Say how many lines include "podemos", with no words around the number.

'''

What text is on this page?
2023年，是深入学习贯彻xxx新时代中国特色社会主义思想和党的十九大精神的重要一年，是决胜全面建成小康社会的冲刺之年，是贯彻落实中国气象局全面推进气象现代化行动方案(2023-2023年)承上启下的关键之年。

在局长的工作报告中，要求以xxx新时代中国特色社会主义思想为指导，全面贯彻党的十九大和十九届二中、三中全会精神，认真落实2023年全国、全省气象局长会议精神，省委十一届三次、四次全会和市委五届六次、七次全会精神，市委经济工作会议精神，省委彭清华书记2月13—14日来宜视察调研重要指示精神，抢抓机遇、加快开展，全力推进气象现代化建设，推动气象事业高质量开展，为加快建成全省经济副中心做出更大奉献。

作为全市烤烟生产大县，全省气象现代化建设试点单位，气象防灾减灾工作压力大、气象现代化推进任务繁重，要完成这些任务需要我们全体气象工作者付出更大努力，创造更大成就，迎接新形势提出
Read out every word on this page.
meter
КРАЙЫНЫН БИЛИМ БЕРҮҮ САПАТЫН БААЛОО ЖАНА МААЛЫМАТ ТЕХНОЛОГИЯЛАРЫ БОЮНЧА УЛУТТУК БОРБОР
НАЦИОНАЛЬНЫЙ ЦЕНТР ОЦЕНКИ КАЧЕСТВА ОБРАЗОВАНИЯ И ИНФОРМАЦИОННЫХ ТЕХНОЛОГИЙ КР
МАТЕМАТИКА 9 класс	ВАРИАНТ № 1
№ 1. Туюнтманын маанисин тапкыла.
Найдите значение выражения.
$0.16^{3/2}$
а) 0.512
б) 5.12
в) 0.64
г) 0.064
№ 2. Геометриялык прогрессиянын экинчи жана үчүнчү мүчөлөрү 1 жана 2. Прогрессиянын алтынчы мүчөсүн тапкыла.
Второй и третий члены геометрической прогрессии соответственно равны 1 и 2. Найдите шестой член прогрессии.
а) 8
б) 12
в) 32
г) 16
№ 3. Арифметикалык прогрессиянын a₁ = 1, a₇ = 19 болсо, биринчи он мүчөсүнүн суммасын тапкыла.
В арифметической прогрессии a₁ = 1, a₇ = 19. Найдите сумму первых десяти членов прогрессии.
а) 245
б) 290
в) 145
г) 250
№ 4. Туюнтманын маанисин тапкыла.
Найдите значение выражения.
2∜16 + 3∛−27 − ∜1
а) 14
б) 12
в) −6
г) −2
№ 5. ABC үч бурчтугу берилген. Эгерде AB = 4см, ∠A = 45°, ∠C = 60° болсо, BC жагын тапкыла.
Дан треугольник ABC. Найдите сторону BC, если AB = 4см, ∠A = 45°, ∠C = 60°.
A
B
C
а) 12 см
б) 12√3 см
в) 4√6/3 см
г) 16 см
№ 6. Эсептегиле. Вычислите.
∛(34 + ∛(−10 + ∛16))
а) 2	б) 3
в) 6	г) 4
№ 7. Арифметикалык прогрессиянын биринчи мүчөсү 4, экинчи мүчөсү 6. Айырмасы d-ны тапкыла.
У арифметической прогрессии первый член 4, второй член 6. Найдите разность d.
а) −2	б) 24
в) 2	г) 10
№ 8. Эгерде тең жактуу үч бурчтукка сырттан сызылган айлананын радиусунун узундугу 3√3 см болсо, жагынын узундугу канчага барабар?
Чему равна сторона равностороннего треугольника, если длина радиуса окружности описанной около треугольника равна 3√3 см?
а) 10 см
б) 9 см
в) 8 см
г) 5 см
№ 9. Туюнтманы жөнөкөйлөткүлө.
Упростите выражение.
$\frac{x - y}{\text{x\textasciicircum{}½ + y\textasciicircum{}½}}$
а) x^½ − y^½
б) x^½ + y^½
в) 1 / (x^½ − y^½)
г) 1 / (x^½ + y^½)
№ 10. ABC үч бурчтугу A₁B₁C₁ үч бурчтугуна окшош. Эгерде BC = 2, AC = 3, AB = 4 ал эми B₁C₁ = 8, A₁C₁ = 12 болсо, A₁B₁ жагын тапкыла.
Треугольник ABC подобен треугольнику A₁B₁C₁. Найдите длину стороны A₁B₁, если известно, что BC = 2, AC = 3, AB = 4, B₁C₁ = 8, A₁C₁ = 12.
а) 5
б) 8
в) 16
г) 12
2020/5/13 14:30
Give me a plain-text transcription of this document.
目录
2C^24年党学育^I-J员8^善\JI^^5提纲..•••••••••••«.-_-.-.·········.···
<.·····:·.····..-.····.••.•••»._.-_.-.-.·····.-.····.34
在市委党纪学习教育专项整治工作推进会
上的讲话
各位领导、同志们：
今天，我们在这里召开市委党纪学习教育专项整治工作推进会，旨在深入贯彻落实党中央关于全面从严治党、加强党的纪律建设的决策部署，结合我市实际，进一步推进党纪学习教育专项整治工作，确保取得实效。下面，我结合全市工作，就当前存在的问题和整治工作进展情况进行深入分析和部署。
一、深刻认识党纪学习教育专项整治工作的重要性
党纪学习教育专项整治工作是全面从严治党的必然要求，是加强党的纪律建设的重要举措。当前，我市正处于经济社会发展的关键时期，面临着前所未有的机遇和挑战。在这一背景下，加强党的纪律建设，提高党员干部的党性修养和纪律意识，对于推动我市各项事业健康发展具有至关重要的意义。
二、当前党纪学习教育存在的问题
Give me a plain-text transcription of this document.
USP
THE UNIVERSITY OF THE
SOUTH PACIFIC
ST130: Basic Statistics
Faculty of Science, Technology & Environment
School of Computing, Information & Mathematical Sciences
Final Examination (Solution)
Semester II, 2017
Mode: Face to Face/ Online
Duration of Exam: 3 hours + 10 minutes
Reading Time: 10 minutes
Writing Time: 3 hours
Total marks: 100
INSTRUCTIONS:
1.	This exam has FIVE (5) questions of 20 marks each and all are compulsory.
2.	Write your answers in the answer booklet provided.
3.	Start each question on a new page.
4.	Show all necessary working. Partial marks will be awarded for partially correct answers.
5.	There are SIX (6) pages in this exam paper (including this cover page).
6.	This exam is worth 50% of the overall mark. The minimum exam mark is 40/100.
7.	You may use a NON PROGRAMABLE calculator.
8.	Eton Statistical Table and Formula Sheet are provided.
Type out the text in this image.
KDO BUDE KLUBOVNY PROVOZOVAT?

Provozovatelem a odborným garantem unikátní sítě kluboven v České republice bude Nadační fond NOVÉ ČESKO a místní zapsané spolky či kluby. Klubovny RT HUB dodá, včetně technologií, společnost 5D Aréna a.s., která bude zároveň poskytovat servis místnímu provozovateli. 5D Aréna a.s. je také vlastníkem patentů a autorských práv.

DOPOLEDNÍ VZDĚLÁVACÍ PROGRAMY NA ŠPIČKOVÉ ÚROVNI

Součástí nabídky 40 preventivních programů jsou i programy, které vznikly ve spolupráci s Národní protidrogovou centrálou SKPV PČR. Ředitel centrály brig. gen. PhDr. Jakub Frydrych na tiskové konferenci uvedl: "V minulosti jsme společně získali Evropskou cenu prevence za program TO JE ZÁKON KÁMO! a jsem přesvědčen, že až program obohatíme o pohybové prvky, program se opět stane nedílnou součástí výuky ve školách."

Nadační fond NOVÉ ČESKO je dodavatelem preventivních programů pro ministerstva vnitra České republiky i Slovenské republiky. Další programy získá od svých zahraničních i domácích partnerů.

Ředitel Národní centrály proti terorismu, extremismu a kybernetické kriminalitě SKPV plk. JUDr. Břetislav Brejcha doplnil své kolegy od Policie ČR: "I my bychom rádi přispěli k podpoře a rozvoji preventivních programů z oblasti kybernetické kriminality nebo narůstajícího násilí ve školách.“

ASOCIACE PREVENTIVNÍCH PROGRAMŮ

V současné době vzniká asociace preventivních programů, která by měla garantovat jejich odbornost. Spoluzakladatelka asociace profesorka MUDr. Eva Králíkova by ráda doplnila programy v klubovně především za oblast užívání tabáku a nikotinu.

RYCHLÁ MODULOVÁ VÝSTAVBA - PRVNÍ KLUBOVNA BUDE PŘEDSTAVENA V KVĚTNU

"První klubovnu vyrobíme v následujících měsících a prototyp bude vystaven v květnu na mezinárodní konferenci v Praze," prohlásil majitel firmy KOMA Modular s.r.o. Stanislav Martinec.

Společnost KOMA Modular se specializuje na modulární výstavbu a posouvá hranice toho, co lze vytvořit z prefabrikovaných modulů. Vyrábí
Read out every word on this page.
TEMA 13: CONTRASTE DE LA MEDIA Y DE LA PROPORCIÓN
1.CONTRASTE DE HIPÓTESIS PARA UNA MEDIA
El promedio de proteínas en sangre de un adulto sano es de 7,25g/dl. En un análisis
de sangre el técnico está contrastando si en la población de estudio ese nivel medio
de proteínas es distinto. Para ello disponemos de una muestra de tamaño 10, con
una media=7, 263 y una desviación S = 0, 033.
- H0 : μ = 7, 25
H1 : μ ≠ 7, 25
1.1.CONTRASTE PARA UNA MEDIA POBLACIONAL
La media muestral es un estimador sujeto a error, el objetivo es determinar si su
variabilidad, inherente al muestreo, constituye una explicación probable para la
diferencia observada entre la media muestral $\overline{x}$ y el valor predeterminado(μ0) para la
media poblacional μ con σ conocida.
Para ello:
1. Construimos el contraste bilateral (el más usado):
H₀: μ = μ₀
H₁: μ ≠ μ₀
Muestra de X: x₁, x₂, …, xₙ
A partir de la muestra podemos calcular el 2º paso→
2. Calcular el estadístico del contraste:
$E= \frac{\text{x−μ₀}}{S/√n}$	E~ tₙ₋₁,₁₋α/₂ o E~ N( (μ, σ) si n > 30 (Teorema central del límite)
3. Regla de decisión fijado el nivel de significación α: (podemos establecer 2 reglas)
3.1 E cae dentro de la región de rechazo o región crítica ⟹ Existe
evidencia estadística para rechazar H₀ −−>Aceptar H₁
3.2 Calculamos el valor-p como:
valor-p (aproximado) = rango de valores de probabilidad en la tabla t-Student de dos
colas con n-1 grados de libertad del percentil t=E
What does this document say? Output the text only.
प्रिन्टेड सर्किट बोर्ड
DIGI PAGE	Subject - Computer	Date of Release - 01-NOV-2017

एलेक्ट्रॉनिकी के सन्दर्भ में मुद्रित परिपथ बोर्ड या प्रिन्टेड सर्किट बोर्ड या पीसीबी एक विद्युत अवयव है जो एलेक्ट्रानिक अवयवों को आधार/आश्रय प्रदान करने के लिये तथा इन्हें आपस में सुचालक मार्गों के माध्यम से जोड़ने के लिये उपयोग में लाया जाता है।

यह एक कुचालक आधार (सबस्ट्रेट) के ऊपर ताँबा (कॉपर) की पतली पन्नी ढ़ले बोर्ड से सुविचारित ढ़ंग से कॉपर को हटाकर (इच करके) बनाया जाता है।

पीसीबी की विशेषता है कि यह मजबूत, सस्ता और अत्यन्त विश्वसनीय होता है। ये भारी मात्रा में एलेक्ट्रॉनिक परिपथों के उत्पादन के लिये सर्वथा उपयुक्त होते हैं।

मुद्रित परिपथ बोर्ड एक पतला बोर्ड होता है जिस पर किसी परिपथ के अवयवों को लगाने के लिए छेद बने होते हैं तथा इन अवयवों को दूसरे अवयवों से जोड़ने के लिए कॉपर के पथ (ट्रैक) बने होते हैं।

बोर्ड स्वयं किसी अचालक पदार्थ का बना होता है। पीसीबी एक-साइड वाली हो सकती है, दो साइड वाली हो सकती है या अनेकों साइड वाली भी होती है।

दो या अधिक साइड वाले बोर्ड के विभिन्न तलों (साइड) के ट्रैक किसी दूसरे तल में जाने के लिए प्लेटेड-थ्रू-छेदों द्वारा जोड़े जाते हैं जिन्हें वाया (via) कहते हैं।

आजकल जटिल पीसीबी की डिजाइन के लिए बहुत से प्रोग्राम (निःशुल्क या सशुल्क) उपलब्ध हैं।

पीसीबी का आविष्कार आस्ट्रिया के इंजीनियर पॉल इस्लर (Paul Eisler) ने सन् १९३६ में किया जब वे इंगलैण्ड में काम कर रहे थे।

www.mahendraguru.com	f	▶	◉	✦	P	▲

'''

# FULL OUTPUT
2